* **WORK TO DO**
Every line below that holds the string "catalyst" should be copied out.

* **DATA PROVIDED**

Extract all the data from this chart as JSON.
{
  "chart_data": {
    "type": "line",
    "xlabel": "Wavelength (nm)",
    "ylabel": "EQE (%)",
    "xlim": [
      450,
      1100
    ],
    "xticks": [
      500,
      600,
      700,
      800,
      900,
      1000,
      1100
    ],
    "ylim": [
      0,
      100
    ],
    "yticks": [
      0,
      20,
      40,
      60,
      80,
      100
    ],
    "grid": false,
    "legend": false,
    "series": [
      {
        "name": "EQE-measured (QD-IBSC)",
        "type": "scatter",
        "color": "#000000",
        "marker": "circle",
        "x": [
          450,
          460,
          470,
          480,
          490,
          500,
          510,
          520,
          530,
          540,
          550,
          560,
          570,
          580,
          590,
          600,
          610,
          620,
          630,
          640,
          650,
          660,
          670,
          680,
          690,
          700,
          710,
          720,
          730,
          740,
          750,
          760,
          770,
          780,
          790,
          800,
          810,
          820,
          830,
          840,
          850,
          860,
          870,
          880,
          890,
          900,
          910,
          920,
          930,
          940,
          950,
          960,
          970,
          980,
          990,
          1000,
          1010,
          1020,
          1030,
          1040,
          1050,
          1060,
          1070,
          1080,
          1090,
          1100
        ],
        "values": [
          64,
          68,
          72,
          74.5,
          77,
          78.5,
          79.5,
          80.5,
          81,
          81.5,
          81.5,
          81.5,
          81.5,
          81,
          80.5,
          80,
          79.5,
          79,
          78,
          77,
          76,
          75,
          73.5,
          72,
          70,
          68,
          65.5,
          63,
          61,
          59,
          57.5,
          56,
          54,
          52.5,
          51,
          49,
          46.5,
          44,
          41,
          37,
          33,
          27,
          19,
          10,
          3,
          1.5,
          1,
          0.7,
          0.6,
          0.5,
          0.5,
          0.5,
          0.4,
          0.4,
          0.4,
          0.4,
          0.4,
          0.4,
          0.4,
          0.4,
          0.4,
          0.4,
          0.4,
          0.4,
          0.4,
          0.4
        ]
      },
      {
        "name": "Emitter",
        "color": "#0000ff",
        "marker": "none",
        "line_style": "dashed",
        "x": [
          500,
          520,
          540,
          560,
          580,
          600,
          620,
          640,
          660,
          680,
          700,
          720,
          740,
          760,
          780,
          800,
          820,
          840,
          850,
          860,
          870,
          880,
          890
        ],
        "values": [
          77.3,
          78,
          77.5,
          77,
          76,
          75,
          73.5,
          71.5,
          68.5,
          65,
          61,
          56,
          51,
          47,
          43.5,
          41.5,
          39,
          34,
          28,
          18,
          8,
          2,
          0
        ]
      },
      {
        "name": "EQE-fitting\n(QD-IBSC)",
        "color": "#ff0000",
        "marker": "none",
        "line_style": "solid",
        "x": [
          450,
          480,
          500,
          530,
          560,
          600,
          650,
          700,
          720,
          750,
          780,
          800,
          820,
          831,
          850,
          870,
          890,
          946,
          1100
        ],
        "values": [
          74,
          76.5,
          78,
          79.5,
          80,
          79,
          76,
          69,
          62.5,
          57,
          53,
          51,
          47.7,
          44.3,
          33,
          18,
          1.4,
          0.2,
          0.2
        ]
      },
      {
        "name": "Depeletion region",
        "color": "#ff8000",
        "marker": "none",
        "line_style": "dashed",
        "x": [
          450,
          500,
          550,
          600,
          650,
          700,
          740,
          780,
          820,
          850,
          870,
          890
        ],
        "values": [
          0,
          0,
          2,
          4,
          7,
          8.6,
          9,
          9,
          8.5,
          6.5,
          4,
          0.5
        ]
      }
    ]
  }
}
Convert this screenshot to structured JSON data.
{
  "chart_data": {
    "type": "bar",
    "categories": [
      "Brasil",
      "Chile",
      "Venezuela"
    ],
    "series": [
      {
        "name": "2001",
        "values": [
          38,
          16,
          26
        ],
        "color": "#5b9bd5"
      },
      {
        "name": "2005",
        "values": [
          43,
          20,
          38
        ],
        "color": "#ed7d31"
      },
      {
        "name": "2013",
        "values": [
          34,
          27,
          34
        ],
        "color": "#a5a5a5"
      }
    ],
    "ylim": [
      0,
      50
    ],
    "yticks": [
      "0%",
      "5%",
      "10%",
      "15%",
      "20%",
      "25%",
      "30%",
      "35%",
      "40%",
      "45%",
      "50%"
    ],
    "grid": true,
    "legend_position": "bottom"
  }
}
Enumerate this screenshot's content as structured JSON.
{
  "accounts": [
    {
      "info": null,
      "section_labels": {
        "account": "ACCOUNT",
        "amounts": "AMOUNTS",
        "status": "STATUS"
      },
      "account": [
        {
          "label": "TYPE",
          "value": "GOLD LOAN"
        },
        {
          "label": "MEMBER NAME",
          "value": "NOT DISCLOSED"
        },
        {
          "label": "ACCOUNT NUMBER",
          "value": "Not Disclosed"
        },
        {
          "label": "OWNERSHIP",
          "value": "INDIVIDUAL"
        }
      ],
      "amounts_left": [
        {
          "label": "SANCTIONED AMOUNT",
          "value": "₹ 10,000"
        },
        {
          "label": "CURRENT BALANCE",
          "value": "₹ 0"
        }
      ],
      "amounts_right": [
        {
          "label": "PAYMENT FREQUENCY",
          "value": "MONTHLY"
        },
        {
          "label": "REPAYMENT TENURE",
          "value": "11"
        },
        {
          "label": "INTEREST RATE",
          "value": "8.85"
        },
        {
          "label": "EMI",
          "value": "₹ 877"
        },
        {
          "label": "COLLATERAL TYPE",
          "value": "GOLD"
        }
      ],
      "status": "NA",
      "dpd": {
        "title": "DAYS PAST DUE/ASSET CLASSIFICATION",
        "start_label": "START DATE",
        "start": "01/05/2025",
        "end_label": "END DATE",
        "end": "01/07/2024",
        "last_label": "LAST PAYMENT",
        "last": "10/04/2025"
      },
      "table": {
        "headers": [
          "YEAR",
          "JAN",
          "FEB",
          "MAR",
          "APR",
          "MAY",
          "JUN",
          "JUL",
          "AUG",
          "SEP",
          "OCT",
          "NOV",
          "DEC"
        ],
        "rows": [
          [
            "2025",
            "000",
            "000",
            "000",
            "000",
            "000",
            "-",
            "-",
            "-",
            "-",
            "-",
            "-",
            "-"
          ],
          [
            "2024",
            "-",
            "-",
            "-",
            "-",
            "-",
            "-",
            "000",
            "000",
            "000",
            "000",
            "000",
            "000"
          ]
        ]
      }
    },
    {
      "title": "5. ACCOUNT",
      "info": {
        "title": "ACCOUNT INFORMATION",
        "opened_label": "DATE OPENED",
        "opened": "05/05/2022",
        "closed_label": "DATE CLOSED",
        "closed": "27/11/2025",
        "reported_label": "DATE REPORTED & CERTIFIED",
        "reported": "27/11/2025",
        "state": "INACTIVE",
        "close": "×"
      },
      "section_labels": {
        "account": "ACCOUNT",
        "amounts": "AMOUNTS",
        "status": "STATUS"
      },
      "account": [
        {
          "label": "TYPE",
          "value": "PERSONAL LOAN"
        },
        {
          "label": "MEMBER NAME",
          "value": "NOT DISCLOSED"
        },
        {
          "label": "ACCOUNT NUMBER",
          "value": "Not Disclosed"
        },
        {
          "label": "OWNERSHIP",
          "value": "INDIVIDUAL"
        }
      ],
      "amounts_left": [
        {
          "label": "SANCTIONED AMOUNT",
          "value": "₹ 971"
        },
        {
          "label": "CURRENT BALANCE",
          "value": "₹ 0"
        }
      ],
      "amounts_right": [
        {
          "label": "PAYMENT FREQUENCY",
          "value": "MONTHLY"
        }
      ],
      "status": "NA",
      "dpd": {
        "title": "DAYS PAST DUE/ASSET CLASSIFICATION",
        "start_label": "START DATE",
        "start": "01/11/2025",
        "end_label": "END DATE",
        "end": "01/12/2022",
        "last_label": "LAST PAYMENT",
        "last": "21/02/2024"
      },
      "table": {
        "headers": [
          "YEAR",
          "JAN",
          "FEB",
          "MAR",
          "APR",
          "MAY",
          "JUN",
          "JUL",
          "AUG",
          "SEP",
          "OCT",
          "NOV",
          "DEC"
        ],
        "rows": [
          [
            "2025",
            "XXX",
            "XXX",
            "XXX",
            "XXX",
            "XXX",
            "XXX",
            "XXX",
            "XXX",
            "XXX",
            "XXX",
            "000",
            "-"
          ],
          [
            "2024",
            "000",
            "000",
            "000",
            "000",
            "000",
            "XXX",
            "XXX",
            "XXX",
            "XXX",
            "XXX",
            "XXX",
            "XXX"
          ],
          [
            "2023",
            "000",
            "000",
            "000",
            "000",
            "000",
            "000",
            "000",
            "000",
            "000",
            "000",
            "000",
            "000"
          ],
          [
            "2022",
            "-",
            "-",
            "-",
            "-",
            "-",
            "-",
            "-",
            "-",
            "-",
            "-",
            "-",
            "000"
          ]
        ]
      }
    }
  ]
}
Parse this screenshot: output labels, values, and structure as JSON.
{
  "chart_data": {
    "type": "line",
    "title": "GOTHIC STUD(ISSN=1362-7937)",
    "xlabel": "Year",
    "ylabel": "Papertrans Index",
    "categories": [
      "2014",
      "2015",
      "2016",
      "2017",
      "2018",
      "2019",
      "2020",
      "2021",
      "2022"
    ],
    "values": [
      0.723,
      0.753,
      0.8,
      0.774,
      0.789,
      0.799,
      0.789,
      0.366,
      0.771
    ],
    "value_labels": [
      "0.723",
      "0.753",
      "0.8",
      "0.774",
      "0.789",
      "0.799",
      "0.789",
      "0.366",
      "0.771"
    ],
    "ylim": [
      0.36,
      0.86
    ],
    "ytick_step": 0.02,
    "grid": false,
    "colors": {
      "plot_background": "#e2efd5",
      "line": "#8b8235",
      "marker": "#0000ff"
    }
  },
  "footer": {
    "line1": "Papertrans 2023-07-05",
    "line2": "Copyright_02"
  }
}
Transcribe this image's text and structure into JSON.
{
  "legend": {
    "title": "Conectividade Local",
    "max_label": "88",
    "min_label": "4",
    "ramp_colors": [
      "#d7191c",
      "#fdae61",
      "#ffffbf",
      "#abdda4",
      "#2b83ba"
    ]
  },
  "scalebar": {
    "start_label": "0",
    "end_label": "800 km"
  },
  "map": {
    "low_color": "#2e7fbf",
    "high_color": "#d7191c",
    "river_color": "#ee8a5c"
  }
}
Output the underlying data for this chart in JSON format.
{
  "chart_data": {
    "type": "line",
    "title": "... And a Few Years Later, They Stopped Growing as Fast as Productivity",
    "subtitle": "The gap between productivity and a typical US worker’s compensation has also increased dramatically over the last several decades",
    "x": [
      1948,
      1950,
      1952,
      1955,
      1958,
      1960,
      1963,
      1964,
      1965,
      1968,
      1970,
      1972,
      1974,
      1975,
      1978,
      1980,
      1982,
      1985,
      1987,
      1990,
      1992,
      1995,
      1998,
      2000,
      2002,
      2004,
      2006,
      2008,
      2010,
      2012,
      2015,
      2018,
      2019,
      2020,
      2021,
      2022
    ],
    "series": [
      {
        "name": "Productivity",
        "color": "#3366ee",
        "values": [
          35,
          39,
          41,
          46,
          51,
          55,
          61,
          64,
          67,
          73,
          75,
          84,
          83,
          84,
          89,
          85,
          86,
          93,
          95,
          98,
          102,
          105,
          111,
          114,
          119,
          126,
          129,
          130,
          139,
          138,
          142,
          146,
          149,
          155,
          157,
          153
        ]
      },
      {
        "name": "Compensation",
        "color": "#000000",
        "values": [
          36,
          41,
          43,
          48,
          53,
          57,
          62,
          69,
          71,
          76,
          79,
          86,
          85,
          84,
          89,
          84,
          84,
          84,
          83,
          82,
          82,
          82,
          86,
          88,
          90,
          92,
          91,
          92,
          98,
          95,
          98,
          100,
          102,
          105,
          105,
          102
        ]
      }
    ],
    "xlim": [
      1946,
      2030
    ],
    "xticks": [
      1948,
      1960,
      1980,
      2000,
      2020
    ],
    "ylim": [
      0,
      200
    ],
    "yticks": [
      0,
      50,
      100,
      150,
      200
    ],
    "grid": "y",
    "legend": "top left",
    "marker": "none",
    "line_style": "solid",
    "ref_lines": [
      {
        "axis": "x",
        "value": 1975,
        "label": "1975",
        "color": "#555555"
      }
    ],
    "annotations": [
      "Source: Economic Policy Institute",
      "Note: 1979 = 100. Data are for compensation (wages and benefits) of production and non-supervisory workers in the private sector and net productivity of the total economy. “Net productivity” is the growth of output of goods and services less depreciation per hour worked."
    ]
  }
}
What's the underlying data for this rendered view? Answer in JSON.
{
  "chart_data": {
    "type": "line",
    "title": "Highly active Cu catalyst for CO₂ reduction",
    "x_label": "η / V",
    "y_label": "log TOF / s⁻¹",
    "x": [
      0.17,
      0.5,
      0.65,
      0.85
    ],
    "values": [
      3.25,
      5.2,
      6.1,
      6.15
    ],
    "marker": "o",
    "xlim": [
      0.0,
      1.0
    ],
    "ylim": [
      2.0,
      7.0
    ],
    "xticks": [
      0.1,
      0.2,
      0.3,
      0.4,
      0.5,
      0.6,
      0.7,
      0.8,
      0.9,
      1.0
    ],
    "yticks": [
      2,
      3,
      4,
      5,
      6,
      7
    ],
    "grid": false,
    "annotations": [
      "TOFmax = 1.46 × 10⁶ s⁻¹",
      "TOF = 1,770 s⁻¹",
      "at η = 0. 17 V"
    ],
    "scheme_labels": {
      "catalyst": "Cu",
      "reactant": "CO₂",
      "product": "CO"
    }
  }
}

* **RESPONSE TO THE EXERCISE**
    "title": "Highly active Cu catalyst for CO₂ reduction",
      "catalyst": "Cu",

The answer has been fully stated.